## TASK DESCRIPTION:
Your task is to extract every line from the material below exactly.

## Entries taken from a collection:
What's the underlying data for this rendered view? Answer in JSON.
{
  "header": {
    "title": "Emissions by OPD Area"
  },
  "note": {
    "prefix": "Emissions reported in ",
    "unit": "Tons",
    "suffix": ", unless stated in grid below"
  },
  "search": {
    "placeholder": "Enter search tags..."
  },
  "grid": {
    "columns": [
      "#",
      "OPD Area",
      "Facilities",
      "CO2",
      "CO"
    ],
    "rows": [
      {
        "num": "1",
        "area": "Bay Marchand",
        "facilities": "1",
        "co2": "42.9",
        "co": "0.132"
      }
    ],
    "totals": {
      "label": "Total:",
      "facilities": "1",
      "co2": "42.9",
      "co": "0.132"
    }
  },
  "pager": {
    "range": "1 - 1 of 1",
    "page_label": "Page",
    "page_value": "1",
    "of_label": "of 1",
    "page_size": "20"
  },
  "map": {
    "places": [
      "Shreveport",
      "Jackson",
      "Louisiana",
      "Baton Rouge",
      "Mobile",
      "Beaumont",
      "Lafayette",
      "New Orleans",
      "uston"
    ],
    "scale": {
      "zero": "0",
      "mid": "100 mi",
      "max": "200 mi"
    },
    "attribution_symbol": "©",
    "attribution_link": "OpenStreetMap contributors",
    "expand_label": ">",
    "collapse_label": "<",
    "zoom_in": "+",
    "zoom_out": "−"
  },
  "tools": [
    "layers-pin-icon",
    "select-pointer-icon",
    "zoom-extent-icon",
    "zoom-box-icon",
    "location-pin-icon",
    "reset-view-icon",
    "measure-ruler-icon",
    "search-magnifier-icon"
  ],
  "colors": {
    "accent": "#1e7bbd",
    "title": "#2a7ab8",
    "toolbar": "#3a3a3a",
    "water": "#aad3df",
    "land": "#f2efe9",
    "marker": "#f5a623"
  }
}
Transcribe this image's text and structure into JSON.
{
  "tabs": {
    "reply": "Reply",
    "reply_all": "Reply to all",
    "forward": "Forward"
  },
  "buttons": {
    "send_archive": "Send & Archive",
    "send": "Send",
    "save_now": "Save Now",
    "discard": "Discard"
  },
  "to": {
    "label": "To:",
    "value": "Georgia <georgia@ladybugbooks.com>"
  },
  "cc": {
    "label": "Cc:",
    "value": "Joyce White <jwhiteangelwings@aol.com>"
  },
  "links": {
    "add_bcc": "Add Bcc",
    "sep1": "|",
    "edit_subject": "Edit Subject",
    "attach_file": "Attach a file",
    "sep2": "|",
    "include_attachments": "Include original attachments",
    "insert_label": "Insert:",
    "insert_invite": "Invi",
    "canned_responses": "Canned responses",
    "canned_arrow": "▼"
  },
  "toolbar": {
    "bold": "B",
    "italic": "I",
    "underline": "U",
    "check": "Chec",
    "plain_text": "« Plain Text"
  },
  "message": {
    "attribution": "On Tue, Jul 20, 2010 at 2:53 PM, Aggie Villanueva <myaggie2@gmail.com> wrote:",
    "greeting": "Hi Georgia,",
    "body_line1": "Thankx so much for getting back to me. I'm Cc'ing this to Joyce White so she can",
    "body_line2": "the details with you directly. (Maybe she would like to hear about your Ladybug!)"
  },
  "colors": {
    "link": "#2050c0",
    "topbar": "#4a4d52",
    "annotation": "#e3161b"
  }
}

## RESPONSE TO THE TASK:
What's the underlying data for this rendered view? Answer in JSON.
{
  "header": {
    "title": "Emissions by OPD Area"
  },
  "note": {
    "prefix": "Emissions reported in ",
    "unit": "Tons",
    "suffix": ", unless stated in grid below"
  },
  "search": {
    "placeholder": "Enter search tags..."
  },
  "grid": {
    "columns": [
      "#",
      "OPD Area",
      "Facilities",
      "CO2",
      "CO"
    ],
    "rows": [
      {
        "num": "1",
        "area": "Bay Marchand",
        "facilities": "1",
        "co2": "42.9",
        "co": "0.132"
      }
    ],
    "totals": {
      "label": "Total:",
      "facilities": "1",
      "co2": "42.9",
      "co": "0.132"
    }
  },
  "pager": {
    "range": "1 - 1 of 1",
    "page_label": "Page",
    "page_value": "1",
    "of_label": "of 1",
    "page_size": "20"
  },
  "map": {
    "places": [
      "Shreveport",
      "Jackson",
      "Louisiana",
      "Baton Rouge",
      "Mobile",
      "Beaumont",
      "Lafayette",
      "New Orleans",
      "uston"
    ],
    "scale": {
      "zero": "0",
      "mid": "100 mi",
      "max": "200 mi"
    },
    "attribution_symbol": "©",
    "attribution_link": "OpenStreetMap contributors",
    "expand_label": ">",
    "collapse_label": "<",
    "zoom_in": "+",
    "zoom_out": "−"
  },
  "tools": [
    "layers-pin-icon",
    "select-pointer-icon",
    "zoom-extent-icon",
    "zoom-box-icon",
    "location-pin-icon",
    "reset-view-icon",
    "measure-ruler-icon",
    "search-magnifier-icon"
  ],
  "colors": {
    "accent": "#1e7bbd",
    "title": "#2a7ab8",
    "toolbar": "#3a3a3a",
    "water": "#aad3df",
    "land": "#f2efe9",
    "marker": "#f5a623"
  }
}
Transcribe this image's text and structure into JSON.
{
  "tabs": {
    "reply": "Reply",
    "reply_all": "Reply to all",
    "forward": "Forward"
  },
  "buttons": {
    "send_archive": "Send & Archive",
    "send": "Send",
    "save_now": "Save Now",
    "discard": "Discard"
  },
  "to": {
    "label": "To:",
    "value": "Georgia <georgia@ladybugbooks.com>"
  },
  "cc": {
    "label": "Cc:",
    "value": "Joyce White <jwhiteangelwings@aol.com>"
  },
  "links": {
    "add_bcc": "Add Bcc",
    "sep1": "|",
    "edit_subject": "Edit Subject",
    "attach_file": "Attach a file",
    "sep2": "|",
    "include_attachments": "Include original attachments",
    "insert_label": "Insert:",
    "insert_invite": "Invi",
    "canned_responses": "Canned responses",
    "canned_arrow": "▼"
  },
  "toolbar": {
    "bold": "B",
    "italic": "I",
    "underline": "U",
    "check": "Chec",
    "plain_text": "« Plain Text"
  },
  "message": {
    "attribution": "On Tue, Jul 20, 2010 at 2:53 PM, Aggie Villanueva <myaggie2@gmail.com> wrote:",
    "greeting": "Hi Georgia,",
    "body_line1": "Thankx so much for getting back to me. I'm Cc'ing this to Joyce White so she can",
    "body_line2": "the details with you directly. (Maybe she would like to hear about your Ladybug!)"
  },
  "colors": {
    "link": "#2050c0",
    "topbar": "#4a4d52",
    "annotation": "#e3161b"
  }
}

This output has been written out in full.